## SUPPLIED DATA:
|---|
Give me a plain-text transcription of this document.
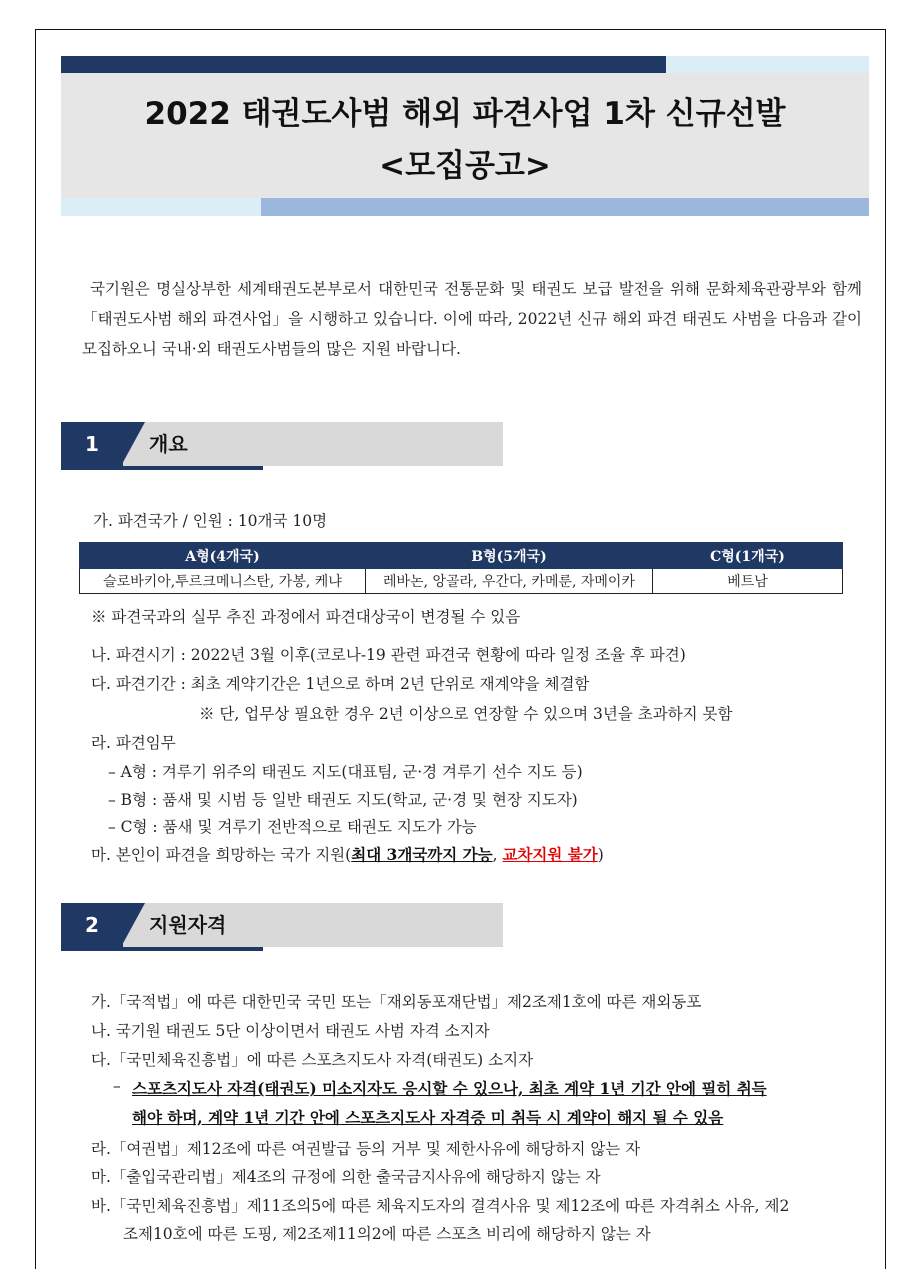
2022 태권도사범 해외 파견사업 1차 신규선발
<모집공고>

국기원은 명실상부한 세계태권도본부로서 대한민국 전통문화 및 태권도 보급 발전을 위해 문화체육관광부와 함께 「태권도사범 해외 파견사업」을 시행하고 있습니다. 이에 따라, 2022년 신규 해외 파견 태권도 사범을 다음과 같이 모집하오니 국내·외 태권도사범들의 많은 지원 바랍니다.

1	개요

가. 파견국가 / 인원 : 10개국 10명

A형(4개국)	B형(5개국)	C형(1개국)
슬로바키아,투르크메니스탄, 가봉, 케냐	레바논, 앙골라, 우간다, 카메룬, 자메이카	베트남

※ 파견국과의 실무 추진 과정에서 파견대상국이 변경될 수 있음

나. 파견시기 : 2022년 3월 이후(코로나-19 관련 파견국 현황에 따라 일정 조율 후 파견)

다. 파견기간 : 최초 계약기간은 1년으로 하며 2년 단위로 재계약을 체결함

※ 단, 업무상 필요한 경우 2년 이상으로 연장할 수 있으며 3년을 초과하지 못함

라. 파견임무

– A형 : 겨루기 위주의 태권도 지도(대표팀, 군·경 겨루기 선수 지도 등)

– B형 : 품새 및 시범 등 일반 태권도 지도(학교, 군·경 및 현장 지도자)

– C형 : 품새 및 겨루기 전반적으로 태권도 지도가 가능

마. 본인이 파견을 희망하는 국가 지원(최대 3개국까지 가능, 교차지원 불가)

2	지원자격

가.「국적법」에 따른 대한민국 국민 또는「재외동포재단법」제2조제1호에 따른 재외동포

나. 국기원 태권도 5단 이상이면서 태권도 사범 자격 소지자

다.「국민체육진흥법」에 따른 스포츠지도사 자격(태권도) 소지자

– 스포츠지도사 자격(태권도) 미소지자도 응시할 수 있으나, 최초 계약 1년 기간 안에 필히 취득

해야 하며, 계약 1년 기간 안에 스포츠지도사 자격증 미 취득 시 계약이 해지 될 수 있음

라.「여권법」제12조에 따른 여권발급 등의 거부 및 제한사유에 해당하지 않는 자

마.「출입국관리법」제4조의 규정에 의한 출국금지사유에 해당하지 않는 자

바.「국민체육진흥법」제11조의5에 따른 체육지도자의 결격사유 및 제12조에 따른 자격취소 사유, 제2

조제10호에 따른 도핑, 제2조제11의2에 따른 스포츠 비리에 해당하지 않는 자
|---|
## WORK TO DO:
Pictures are to be left out; the records above must be repeated word for word.

## ANSWER TO THIS TASK:
Give me a plain-text transcription of this document.
2022 태권도사범 해외 파견사업 1차 신규선발
<모집공고>

국기원은 명실상부한 세계태권도본부로서 대한민국 전통문화 및 태권도 보급 발전을 위해 문화체육관광부와 함께 「태권도사범 해외 파견사업」을 시행하고 있습니다. 이에 따라, 2022년 신규 해외 파견 태권도 사범을 다음과 같이 모집하오니 국내·외 태권도사범들의 많은 지원 바랍니다.

1	개요

가. 파견국가 / 인원 : 10개국 10명

A형(4개국)	B형(5개국)	C형(1개국)
슬로바키아,투르크메니스탄, 가봉, 케냐	레바논, 앙골라, 우간다, 카메룬, 자메이카	베트남

※ 파견국과의 실무 추진 과정에서 파견대상국이 변경될 수 있음

나. 파견시기 : 2022년 3월 이후(코로나-19 관련 파견국 현황에 따라 일정 조율 후 파견)

다. 파견기간 : 최초 계약기간은 1년으로 하며 2년 단위로 재계약을 체결함

※ 단, 업무상 필요한 경우 2년 이상으로 연장할 수 있으며 3년을 초과하지 못함

라. 파견임무

– A형 : 겨루기 위주의 태권도 지도(대표팀, 군·경 겨루기 선수 지도 등)

– B형 : 품새 및 시범 등 일반 태권도 지도(학교, 군·경 및 현장 지도자)

– C형 : 품새 및 겨루기 전반적으로 태권도 지도가 가능

마. 본인이 파견을 희망하는 국가 지원(최대 3개국까지 가능, 교차지원 불가)

2	지원자격

가.「국적법」에 따른 대한민국 국민 또는「재외동포재단법」제2조제1호에 따른 재외동포

나. 국기원 태권도 5단 이상이면서 태권도 사범 자격 소지자

다.「국민체육진흥법」에 따른 스포츠지도사 자격(태권도) 소지자

– 스포츠지도사 자격(태권도) 미소지자도 응시할 수 있으나, 최초 계약 1년 기간 안에 필히 취득

해야 하며, 계약 1년 기간 안에 스포츠지도사 자격증 미 취득 시 계약이 해지 될 수 있음

라.「여권법」제12조에 따른 여권발급 등의 거부 및 제한사유에 해당하지 않는 자

마.「출입국관리법」제4조의 규정에 의한 출국금지사유에 해당하지 않는 자

바.「국민체육진흥법」제11조의5에 따른 체육지도자의 결격사유 및 제12조에 따른 자격취소 사유, 제2

조제10호에 따른 도핑, 제2조제11의2에 따른 스포츠 비리에 해당하지 않는 자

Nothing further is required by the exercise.